--- START OF Records shown ---
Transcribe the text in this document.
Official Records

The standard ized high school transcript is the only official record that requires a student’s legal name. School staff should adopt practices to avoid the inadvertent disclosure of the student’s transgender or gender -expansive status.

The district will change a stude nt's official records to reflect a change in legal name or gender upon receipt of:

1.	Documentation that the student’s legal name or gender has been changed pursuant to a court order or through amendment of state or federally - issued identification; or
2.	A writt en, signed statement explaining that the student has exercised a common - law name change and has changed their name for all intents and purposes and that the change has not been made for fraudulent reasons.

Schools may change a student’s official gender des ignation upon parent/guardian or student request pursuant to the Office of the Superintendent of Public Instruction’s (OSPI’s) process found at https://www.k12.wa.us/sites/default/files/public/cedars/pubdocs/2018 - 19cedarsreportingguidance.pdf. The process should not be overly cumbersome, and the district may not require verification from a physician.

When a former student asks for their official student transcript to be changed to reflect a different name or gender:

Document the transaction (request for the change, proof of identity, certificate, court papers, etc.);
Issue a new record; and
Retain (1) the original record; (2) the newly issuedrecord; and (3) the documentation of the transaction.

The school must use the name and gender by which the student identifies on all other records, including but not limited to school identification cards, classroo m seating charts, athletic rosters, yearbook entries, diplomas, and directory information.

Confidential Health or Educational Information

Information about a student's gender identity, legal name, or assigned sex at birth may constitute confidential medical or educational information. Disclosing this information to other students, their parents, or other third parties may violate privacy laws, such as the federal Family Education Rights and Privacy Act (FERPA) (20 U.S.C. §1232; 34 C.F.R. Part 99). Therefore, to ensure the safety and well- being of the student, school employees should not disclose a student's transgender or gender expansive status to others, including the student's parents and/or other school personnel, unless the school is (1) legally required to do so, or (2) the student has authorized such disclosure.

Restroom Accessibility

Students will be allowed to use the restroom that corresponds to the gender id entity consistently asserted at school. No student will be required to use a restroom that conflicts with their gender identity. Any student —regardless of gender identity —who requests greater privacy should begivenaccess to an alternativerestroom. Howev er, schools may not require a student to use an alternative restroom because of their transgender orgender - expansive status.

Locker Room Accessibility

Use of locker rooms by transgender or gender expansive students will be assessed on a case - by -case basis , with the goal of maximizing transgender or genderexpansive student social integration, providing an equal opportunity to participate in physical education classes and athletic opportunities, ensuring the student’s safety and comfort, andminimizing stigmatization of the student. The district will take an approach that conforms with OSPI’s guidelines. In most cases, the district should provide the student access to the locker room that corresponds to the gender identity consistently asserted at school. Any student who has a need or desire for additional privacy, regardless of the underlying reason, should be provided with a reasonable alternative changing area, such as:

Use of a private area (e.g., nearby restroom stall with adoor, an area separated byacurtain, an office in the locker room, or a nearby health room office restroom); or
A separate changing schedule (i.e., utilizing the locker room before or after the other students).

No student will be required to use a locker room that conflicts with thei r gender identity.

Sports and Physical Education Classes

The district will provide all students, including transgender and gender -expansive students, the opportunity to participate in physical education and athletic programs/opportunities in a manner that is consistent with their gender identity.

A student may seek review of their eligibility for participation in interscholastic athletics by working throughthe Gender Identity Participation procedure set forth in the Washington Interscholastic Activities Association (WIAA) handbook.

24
--- END OF Records shown ---
--- START OF Records shown ---
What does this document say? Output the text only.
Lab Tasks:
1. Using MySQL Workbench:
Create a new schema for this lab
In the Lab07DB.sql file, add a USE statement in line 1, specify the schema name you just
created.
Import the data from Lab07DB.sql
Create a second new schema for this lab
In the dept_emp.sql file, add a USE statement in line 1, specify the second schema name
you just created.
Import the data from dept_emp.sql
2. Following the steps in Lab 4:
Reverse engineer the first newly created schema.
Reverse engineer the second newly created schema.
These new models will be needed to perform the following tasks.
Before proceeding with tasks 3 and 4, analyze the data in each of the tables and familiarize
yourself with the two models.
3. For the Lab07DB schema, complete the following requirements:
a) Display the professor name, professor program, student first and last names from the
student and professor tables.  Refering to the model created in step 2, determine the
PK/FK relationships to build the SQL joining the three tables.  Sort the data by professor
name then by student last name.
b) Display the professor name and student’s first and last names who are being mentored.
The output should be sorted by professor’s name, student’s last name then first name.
--- END OF Records shown ---
## Prompt
State how many lines of the material contain the string "then", with no other words.

## Solution to this exercise
2